Work request
Using the entries that follow, collect the lines where the word "supply" appears.

•••

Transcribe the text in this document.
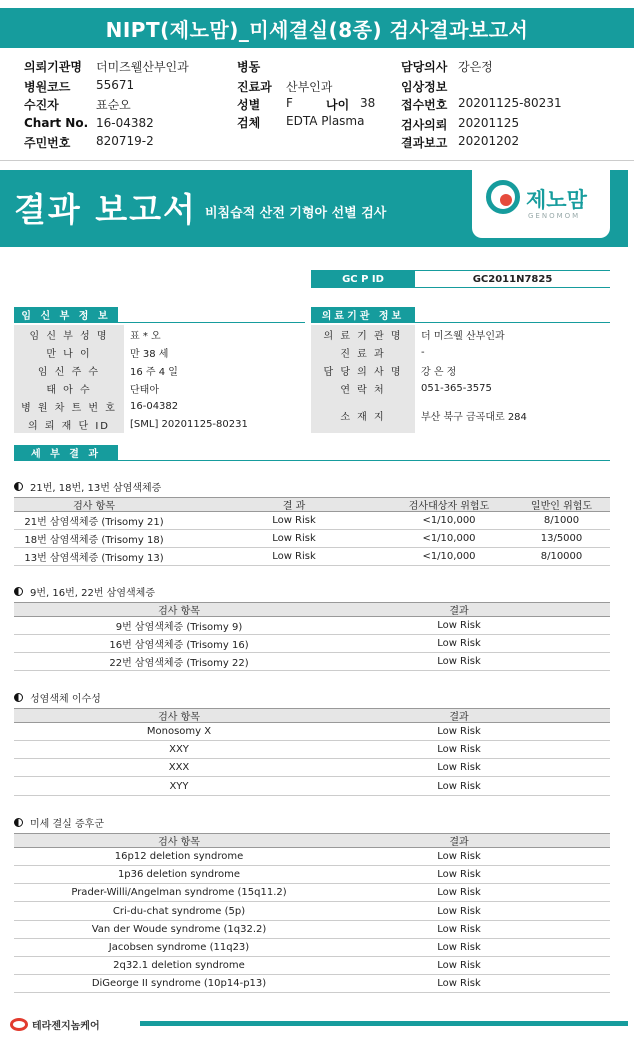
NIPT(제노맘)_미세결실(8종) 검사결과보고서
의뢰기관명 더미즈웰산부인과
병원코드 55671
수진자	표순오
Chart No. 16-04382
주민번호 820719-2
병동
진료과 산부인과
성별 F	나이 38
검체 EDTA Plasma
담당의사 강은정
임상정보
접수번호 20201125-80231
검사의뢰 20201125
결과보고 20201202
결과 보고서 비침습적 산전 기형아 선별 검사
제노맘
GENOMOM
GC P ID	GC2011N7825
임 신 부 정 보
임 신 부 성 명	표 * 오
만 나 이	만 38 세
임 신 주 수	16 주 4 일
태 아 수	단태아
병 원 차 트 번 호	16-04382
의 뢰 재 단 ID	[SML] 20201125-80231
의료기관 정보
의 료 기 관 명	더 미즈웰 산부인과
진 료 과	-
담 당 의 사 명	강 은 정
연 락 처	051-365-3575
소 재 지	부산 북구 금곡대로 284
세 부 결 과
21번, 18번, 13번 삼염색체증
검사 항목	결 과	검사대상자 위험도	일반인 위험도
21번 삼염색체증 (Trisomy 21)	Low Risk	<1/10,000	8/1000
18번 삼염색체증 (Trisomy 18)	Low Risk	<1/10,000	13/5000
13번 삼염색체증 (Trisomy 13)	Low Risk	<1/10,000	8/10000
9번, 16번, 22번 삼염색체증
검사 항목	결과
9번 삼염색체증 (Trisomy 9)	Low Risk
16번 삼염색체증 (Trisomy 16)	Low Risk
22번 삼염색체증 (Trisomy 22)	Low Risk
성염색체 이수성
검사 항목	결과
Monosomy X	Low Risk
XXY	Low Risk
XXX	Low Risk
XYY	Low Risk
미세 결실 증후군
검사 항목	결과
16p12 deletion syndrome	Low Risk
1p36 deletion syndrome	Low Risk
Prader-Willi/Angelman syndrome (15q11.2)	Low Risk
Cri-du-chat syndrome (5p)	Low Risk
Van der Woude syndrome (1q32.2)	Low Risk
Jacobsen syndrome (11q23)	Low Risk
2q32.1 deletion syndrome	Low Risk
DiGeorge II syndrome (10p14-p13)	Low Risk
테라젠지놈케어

•••

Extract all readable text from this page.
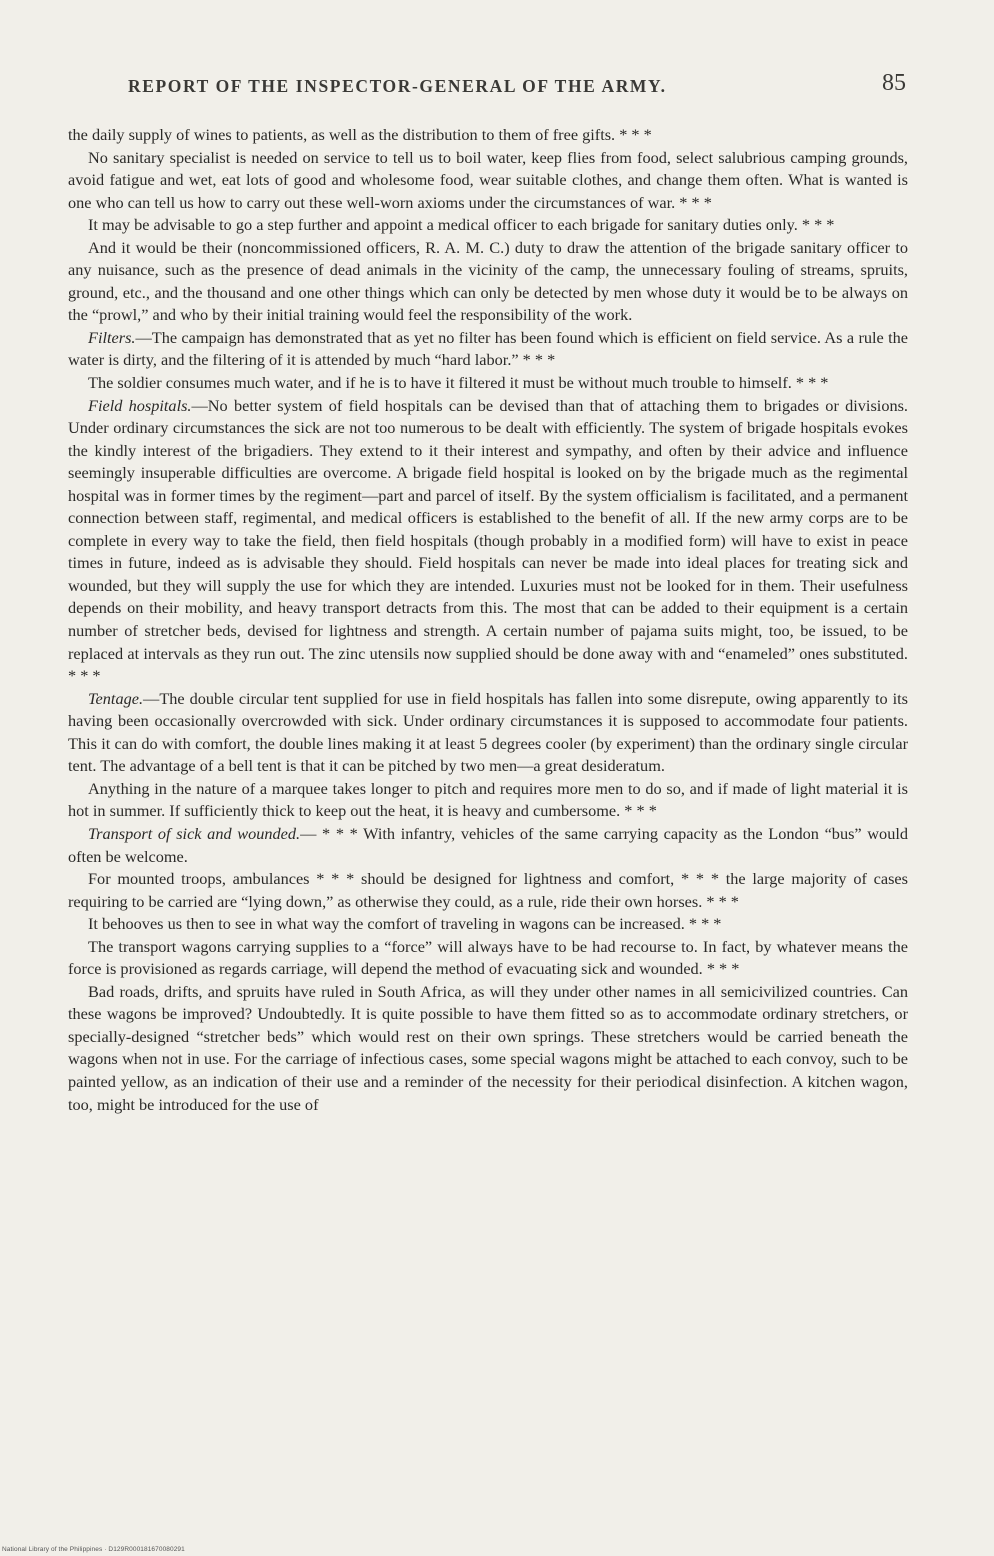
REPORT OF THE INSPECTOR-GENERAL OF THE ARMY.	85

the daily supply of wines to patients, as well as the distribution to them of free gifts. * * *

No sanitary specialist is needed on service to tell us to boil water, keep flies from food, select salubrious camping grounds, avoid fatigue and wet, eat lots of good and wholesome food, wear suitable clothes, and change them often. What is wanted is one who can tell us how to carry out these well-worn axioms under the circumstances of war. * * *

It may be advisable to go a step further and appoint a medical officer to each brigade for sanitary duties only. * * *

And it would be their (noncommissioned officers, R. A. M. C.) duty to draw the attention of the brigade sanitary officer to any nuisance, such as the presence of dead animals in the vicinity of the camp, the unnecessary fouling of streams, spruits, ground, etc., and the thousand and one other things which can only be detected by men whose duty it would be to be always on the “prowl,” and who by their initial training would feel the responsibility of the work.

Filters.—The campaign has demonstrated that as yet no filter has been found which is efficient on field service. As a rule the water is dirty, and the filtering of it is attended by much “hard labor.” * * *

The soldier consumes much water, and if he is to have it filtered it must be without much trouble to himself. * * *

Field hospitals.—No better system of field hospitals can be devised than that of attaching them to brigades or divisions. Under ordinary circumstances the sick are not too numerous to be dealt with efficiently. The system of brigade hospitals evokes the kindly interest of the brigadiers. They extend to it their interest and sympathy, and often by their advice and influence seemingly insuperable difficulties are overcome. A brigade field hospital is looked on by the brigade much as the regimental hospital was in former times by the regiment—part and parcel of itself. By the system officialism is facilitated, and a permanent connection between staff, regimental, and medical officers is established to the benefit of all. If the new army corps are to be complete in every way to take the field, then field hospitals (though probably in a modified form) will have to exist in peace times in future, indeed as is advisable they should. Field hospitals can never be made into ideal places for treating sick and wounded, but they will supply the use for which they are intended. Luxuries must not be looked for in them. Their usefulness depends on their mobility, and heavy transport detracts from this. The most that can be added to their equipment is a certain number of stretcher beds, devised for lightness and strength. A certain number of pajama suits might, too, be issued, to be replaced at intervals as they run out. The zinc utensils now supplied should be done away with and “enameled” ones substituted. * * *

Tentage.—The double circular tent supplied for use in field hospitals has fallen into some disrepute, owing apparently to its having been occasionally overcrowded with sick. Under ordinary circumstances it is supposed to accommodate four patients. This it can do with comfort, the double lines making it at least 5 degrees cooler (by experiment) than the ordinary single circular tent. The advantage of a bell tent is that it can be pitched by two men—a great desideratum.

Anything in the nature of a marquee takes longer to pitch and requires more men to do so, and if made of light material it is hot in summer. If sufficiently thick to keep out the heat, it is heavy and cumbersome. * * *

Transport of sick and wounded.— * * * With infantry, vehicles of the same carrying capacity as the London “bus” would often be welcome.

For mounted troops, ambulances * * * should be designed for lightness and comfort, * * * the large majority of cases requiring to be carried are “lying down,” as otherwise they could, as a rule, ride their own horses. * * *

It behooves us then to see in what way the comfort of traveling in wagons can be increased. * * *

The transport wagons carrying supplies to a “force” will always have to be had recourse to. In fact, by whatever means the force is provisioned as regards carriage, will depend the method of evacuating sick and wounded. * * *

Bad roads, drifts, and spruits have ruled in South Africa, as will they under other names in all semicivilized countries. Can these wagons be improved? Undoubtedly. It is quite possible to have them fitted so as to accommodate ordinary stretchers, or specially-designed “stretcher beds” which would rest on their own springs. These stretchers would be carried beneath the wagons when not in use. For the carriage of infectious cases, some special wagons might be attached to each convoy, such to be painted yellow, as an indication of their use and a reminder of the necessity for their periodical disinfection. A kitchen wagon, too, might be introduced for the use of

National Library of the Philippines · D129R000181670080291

•••

Solution
the daily supply of wines to patients, as well as the distribution to them of free gifts. * * *
Field hospitals.—No better system of field hospitals can be devised than that of attaching them to brigades or divisions. Under ordinary circumstances the sick are not too numerous to be dealt with efficiently. The system of brigade hospitals evokes the kindly interest of the brigadiers. They extend to it their interest and sympathy, and often by their advice and influence seemingly insuperable difficulties are overcome. A brigade field hospital is looked on by the brigade much as the regimental hospital was in former times by the regiment—part and parcel of itself. By the system officialism is facilitated, and a permanent connection between staff, regimental, and medical officers is established to the benefit of all. If the new army corps are to be complete in every way to take the field, then field hospitals (though probably in a modified form) will have to exist in peace times in future, indeed as is advisable they should. Field hospitals can never be made into ideal places for treating sick and wounded, but they will supply the use for which they are intended. Luxuries must not be looked for in them. Their usefulness depends on their mobility, and heavy transport detracts from this. The most that can be added to their equipment is a certain number of stretcher beds, devised for lightness and strength. A certain number of pajama suits might, too, be issued, to be replaced at intervals as they run out. The zinc utensils now supplied should be done away with and “enameled” ones substituted. * * *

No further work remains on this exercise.